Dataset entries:

....

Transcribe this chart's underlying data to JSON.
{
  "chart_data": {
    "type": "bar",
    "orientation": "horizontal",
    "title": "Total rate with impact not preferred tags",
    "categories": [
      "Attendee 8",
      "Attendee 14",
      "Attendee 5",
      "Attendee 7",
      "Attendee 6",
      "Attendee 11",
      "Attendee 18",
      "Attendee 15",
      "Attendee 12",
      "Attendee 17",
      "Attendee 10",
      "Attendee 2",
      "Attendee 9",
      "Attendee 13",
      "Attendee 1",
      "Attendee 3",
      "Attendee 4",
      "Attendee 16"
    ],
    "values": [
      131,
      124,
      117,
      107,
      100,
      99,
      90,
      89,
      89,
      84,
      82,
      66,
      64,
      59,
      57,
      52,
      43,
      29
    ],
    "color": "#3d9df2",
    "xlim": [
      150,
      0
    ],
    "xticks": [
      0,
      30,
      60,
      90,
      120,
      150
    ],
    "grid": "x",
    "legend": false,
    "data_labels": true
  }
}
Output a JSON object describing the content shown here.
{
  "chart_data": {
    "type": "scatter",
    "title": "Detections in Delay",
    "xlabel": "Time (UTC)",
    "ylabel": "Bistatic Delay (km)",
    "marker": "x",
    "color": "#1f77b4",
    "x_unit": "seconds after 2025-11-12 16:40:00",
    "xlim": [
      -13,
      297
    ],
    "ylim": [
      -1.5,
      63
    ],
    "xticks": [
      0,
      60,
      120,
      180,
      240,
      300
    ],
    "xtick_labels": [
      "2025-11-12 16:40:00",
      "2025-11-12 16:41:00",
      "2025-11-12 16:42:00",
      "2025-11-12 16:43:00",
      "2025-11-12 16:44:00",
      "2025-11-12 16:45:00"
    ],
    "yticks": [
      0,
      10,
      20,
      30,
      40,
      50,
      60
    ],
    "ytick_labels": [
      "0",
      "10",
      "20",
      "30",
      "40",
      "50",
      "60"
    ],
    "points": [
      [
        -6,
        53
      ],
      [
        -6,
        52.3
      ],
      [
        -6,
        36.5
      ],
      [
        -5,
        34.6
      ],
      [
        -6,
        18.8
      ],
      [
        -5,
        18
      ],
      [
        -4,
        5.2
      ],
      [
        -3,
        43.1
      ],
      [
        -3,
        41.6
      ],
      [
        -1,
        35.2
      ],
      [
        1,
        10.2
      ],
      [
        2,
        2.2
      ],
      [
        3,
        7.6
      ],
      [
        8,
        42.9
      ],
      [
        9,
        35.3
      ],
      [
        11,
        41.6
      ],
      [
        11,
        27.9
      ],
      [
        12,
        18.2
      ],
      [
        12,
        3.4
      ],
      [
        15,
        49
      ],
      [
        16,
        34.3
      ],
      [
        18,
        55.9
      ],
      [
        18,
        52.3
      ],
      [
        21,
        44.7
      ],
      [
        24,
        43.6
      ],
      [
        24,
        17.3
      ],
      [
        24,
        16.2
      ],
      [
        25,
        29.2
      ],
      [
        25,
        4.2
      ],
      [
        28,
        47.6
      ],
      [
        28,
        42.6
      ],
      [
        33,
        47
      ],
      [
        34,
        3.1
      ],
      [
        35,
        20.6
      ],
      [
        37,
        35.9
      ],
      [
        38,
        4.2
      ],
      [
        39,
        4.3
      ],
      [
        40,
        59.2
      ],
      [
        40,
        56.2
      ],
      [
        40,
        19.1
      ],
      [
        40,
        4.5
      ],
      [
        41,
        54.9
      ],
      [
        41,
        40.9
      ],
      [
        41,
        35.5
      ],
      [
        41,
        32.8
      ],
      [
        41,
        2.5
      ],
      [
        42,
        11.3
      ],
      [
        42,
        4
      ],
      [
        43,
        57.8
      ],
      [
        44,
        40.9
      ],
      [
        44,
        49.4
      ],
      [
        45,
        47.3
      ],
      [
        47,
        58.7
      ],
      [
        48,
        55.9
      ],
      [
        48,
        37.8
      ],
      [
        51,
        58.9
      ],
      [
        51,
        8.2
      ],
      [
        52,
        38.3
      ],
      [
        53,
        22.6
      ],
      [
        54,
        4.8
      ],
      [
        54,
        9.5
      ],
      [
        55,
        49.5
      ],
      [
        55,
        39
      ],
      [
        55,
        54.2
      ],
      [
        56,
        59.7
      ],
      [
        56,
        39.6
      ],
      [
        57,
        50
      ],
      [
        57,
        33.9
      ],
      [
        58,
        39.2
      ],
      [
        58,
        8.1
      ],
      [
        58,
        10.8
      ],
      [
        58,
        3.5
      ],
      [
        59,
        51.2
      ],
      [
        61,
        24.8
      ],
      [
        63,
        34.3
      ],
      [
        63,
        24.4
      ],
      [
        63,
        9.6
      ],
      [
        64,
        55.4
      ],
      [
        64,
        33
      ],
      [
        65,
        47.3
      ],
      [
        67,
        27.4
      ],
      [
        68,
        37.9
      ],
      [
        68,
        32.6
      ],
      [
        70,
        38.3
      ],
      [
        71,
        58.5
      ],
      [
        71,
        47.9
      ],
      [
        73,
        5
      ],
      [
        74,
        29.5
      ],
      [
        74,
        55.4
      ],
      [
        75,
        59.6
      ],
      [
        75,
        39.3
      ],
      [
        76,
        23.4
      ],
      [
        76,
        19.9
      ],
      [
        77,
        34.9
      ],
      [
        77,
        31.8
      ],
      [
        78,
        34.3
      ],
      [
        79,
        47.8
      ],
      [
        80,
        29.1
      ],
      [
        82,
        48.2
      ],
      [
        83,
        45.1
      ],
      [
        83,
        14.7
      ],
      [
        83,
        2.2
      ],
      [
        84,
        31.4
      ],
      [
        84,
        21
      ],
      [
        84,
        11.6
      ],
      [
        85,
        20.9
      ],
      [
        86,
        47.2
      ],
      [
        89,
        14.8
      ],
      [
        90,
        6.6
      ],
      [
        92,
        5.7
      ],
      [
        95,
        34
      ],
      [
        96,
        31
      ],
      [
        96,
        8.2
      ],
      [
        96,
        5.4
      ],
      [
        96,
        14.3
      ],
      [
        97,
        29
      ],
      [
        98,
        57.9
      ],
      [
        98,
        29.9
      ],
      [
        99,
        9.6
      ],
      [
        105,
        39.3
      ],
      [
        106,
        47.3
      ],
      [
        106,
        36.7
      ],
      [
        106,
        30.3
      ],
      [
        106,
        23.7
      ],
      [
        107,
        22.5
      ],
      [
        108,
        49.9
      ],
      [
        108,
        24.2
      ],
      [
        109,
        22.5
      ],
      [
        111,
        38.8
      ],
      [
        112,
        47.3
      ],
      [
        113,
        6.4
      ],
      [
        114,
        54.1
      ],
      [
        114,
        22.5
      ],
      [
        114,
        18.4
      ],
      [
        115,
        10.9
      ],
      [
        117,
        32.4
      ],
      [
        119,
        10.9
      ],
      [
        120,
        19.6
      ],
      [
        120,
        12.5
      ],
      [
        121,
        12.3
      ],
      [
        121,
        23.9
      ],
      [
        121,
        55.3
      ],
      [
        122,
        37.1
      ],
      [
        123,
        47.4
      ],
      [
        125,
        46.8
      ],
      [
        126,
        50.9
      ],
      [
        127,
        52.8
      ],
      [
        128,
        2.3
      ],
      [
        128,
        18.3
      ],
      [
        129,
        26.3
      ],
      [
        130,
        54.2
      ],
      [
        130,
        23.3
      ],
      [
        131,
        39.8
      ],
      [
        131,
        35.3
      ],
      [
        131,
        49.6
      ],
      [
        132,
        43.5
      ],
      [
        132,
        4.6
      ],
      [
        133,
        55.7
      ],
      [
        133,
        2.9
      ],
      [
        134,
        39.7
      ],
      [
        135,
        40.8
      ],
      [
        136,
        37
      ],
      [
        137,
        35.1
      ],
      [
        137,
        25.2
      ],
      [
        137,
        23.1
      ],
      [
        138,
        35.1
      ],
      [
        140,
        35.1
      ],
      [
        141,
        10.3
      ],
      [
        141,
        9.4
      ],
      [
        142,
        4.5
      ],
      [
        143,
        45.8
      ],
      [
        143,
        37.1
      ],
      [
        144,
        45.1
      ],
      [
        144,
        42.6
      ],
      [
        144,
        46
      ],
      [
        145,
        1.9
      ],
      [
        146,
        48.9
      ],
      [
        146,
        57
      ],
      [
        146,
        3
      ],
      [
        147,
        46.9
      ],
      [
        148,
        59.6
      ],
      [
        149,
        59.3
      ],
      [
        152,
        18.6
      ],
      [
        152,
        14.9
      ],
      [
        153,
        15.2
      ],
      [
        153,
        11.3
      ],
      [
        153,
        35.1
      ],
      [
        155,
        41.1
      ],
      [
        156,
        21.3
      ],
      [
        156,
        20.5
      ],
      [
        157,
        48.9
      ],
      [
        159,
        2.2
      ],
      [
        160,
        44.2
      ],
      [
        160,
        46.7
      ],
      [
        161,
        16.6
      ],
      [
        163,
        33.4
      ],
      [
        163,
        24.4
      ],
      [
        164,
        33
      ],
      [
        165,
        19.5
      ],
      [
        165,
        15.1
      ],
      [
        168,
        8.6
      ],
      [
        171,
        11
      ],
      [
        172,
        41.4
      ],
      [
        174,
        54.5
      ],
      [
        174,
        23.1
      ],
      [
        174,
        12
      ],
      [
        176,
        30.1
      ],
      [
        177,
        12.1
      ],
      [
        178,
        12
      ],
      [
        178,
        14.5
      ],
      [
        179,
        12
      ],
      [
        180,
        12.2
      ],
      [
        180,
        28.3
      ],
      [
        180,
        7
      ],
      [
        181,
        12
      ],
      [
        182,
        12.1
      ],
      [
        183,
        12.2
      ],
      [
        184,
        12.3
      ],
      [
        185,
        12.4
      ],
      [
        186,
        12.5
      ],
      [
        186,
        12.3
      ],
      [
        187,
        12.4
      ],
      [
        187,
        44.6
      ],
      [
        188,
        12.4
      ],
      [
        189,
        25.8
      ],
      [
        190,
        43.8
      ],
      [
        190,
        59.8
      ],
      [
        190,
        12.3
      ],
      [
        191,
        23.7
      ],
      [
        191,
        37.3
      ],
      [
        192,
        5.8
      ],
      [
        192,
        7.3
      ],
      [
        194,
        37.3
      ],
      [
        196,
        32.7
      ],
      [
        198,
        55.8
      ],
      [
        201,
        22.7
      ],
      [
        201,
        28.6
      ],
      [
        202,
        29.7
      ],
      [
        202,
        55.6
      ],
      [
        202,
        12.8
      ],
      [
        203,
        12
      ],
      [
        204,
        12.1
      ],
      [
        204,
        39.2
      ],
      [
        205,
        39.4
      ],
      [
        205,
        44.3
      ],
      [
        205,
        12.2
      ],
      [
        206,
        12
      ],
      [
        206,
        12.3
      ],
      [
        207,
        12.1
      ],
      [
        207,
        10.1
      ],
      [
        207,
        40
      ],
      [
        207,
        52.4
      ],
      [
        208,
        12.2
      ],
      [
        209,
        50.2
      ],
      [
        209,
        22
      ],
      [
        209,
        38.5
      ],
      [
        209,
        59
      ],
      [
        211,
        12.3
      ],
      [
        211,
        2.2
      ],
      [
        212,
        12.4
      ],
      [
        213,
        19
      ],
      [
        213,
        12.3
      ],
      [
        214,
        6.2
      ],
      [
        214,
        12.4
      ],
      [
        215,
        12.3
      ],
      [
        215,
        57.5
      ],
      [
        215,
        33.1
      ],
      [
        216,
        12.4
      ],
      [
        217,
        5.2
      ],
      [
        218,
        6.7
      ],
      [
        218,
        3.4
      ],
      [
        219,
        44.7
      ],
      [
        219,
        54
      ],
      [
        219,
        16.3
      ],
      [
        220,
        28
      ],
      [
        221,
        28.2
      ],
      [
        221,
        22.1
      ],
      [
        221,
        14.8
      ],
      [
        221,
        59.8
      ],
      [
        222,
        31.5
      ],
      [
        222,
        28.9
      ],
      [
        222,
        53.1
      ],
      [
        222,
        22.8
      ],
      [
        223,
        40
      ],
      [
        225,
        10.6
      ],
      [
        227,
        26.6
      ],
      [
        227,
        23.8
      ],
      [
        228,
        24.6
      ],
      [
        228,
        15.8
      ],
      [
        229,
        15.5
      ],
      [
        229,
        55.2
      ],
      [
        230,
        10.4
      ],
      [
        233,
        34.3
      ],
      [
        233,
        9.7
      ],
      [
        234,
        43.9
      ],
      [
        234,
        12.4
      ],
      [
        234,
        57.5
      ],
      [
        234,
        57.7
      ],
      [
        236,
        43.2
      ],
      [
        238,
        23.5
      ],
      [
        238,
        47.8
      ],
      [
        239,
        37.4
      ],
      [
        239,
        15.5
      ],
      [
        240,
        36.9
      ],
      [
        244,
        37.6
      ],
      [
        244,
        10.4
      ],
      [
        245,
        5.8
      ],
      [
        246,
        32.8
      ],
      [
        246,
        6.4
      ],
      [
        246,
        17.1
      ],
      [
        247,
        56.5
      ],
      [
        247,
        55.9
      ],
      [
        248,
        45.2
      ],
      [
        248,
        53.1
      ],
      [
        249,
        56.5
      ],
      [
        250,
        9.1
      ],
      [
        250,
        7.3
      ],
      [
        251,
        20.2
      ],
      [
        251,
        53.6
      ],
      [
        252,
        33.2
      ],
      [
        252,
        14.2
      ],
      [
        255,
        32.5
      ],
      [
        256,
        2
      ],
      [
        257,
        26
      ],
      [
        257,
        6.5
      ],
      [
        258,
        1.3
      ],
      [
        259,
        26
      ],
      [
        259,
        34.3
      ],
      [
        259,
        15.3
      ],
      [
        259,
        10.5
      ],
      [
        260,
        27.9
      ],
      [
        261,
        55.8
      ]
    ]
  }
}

....

Exercise requirements => Wherever the word "Delay" occurs in a line of the listing, copy that line.

Problem solution =>
    "title": "Detections in Delay",
    "ylabel": "Bistatic Delay (km)",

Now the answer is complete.